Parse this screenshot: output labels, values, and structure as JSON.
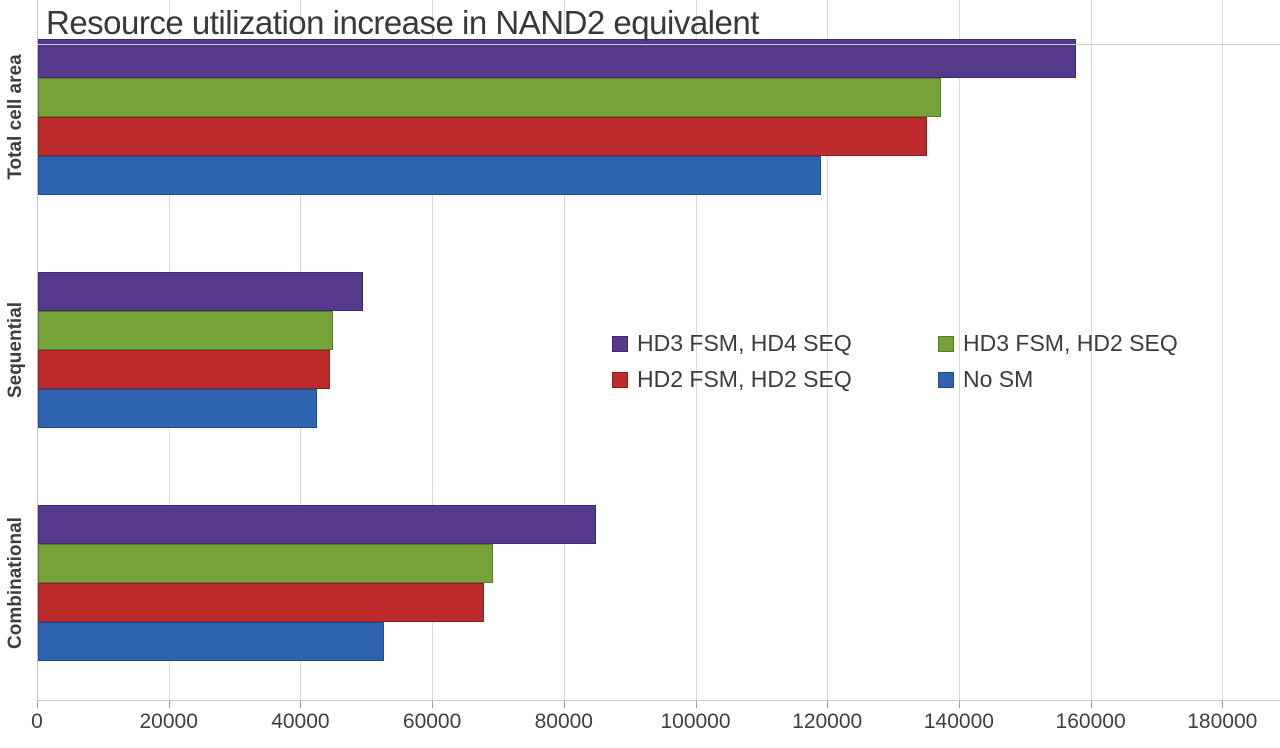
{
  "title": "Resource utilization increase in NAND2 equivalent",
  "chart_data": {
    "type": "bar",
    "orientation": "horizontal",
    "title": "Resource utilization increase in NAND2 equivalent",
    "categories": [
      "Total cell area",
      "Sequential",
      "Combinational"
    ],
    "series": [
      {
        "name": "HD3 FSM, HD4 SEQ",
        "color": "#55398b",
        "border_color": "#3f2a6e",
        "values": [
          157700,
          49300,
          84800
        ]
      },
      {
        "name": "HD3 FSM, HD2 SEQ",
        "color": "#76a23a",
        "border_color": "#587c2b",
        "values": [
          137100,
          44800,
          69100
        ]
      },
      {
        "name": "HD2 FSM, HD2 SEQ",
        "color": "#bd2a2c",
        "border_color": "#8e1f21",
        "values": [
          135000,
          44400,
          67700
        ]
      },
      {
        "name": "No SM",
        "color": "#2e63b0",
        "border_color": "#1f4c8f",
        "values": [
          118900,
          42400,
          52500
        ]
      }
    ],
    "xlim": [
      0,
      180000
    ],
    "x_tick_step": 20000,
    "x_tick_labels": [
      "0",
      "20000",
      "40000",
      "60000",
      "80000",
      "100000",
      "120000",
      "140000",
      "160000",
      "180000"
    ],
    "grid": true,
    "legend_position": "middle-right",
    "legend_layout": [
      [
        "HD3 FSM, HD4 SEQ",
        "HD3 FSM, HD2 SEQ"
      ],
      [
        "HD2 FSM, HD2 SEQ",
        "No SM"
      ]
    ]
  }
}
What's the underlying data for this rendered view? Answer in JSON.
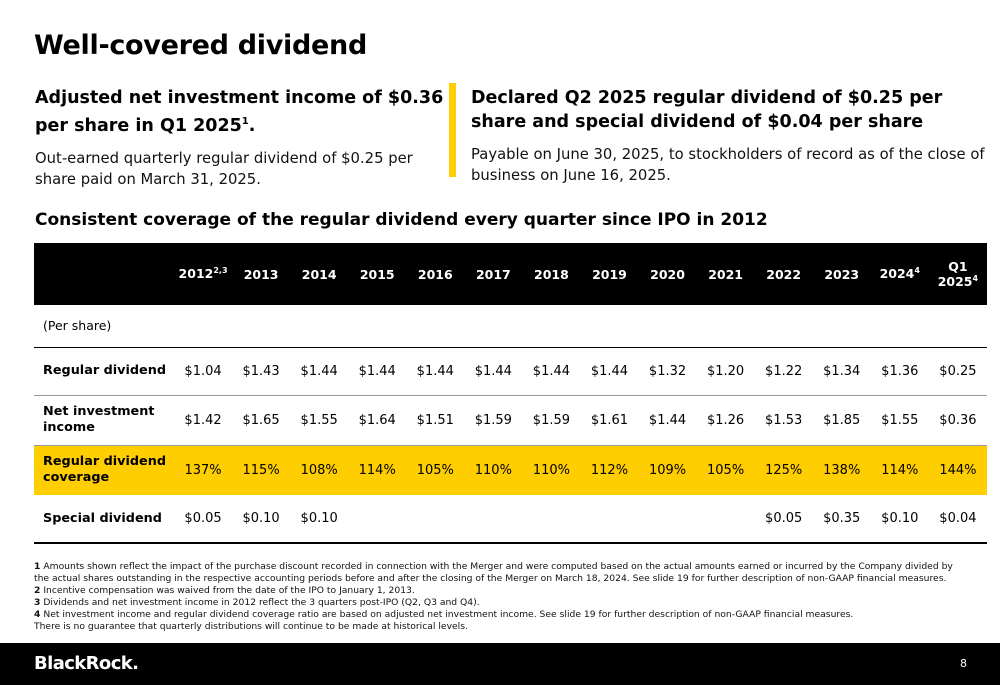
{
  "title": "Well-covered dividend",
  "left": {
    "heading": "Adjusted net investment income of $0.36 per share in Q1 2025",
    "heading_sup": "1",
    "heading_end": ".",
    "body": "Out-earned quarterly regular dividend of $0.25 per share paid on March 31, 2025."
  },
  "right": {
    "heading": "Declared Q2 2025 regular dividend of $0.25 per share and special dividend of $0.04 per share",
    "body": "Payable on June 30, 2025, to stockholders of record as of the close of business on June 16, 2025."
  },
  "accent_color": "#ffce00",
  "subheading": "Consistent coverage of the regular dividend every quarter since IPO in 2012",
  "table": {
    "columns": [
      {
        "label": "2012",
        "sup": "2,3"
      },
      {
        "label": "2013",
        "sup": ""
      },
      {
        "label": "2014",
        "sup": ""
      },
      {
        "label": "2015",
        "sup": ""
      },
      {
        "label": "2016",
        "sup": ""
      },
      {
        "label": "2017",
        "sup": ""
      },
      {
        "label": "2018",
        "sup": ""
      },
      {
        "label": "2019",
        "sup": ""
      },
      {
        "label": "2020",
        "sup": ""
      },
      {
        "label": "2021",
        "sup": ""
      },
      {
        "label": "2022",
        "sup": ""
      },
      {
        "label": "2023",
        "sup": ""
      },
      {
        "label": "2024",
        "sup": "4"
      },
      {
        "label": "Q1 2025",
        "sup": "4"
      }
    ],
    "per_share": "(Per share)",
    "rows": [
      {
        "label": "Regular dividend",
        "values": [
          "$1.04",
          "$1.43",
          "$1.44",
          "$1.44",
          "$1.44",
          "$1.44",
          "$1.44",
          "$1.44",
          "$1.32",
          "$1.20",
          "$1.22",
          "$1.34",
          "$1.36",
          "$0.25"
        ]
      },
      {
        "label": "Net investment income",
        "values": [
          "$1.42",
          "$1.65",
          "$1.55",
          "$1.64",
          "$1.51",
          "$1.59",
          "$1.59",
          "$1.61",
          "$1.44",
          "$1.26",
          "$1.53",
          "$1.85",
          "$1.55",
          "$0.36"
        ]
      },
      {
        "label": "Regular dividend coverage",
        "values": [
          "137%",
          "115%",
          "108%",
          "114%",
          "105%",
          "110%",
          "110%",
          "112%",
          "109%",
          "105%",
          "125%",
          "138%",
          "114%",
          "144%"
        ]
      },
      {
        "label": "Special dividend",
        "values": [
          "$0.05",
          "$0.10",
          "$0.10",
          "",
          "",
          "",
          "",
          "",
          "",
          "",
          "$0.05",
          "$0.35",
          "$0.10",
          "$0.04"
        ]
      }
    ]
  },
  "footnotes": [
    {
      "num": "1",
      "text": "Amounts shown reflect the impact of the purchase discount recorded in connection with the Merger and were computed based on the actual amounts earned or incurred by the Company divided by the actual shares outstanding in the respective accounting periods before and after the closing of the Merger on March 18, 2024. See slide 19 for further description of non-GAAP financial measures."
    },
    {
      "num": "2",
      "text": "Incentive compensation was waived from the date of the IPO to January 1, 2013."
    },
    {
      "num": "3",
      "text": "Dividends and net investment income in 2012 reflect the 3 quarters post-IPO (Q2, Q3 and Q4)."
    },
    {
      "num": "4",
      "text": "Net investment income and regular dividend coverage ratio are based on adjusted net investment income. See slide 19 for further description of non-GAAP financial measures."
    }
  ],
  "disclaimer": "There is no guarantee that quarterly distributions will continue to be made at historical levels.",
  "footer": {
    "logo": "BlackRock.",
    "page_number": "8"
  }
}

════

-- STATED TASK --
Every line that holds the string "name" should be returned.

-- OUTPUT FOR THIS TASK --
        "name": "HD3 FSM, HD4 SEQ",
        "name": "HD3 FSM, HD2 SEQ",
        "name": "HD2 FSM, HD2 SEQ",
        "name": "No SM",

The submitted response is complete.